Улицкая обратилась к этим письмам уже немолодой — так же и Нора. Мы читаем письма Якова раньше неё. «Лежащие во тьме бумаги созревали долгие годы». Нужно было прожить свою жизнь самой, прежде чем сопоставить её с жизнью деда и бабушки.
Но и после романа остаются непрочитанные тексты. Например, тетрадь воспоминаний о наркоманском опыте, записанных нориным сыном Юриком. Нора её открыла, но не разобрала почерк и «положила на место — в семейный архив...». Вечное хранение текста, который и нужно-то было написать в ходе лечения для того, чтобы «изъять из своей жизни». Тема изъятия и забвения факта — изъятия во спасение и изъятия опасного, которое приучает к беспамятству. «У нас если дедушку отправляли в ГУЛАГ, об этом старались забыть, — сказала Улицкая на „Эхе“. — Фотографии с вырезанными лицами — это наша история».
Здесь интересный сюжет о Лесе Курбасе. Крупнейший украинский режиссёр, Курбас был арестован в 1933 году, руководил театром заключённых в лагере, в 1937-м расстрелян (у Улицкой допущена неточность: «в 33-м будет расстрелян на Соловках»). Устами героини, художника-сценографа Туси, Улицкая утверждает: трактовка «Короля Лира» в спектакле Михоэлса 1935 года принадлежит Курбасу.
Лир была звёздная роль Михоэлса. Он после премьеры написал статьи о своей работе над спектаклем. Об упоминании Курбаса в то время и речи быть не могло. Поэтому теперь, наверное, уже не узнать, вынужденно ли Михоэлс умалчивает про Курбаса или действительно без его участия создал образ Лира. (См.: Нелли Корниенко. Режиссёрское искусство Леся Курбаса. Реконструкция (1887–1937). Киев, 2005. Лесь Курбас. Статьи и воспоминания о Лесе Курбасе. Литературное наследие. М., 1987.) Факт, канувший в лету, то самое выпадение истории, которое так волнует Улицкую. Разве не точнее и не красивее было бы рассказать об этой утрате ответа, чем предлагать читателю недоказуемую информацию?

Данные для анализа разметки документа.
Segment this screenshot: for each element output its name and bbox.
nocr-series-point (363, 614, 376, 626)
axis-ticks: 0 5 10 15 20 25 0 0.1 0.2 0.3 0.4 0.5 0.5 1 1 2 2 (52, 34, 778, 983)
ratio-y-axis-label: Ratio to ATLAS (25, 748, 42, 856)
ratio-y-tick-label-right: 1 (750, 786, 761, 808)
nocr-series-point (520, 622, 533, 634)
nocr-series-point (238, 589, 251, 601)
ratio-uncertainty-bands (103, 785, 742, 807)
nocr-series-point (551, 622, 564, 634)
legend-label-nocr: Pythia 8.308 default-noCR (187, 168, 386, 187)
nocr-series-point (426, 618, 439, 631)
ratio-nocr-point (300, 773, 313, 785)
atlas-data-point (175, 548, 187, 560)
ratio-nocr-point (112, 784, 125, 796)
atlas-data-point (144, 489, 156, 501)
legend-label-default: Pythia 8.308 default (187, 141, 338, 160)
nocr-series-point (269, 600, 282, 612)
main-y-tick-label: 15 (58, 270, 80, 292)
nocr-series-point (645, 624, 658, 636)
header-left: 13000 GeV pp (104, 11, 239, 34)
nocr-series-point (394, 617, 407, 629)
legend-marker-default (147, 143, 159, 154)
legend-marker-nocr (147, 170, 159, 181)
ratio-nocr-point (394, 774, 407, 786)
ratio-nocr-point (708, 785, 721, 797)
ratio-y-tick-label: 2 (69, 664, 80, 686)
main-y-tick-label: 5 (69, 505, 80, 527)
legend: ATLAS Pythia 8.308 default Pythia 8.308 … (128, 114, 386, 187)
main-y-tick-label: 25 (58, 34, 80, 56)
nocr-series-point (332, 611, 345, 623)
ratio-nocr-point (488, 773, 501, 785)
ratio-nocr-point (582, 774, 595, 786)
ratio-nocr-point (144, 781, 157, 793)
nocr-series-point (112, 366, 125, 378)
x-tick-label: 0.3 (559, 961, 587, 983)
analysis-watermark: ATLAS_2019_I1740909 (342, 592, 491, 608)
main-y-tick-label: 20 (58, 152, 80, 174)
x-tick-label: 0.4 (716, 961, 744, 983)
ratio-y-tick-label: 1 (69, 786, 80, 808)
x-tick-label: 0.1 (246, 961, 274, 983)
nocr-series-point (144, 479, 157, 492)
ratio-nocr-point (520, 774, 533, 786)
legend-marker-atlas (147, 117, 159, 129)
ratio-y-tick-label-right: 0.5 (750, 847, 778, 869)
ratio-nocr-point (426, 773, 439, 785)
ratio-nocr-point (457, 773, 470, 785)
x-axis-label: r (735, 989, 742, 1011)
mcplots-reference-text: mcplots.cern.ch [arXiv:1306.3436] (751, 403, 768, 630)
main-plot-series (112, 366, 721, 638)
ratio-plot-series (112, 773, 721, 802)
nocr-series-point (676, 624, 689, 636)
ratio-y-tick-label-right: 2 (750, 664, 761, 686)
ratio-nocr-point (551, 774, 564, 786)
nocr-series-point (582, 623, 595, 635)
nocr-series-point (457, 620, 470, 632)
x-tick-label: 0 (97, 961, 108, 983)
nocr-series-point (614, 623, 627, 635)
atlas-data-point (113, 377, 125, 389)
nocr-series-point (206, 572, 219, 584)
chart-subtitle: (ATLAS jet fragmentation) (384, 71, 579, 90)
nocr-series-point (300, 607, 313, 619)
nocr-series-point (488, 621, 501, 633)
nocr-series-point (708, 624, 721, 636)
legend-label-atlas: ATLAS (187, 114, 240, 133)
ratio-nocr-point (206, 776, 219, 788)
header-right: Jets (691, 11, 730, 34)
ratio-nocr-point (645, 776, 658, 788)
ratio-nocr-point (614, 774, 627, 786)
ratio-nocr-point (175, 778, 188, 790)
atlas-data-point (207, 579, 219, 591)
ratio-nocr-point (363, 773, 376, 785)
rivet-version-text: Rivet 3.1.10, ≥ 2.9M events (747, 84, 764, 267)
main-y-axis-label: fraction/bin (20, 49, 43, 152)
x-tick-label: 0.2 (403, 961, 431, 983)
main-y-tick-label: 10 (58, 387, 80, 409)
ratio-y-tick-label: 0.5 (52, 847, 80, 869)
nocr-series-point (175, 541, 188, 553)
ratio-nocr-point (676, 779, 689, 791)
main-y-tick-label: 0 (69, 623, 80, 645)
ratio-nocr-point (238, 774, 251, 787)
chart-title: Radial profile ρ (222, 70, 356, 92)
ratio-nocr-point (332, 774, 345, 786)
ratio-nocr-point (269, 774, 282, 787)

ЧТО СДЕЛАТЬ. Выпишите все годы, которые во фрагменте записаны четырьмя цифрами. Каждый год укажите один раз, в порядке первого появления.

РЕЗУЛЬТАТ. 1933, 1937, 1935, 1887, 2005, 1987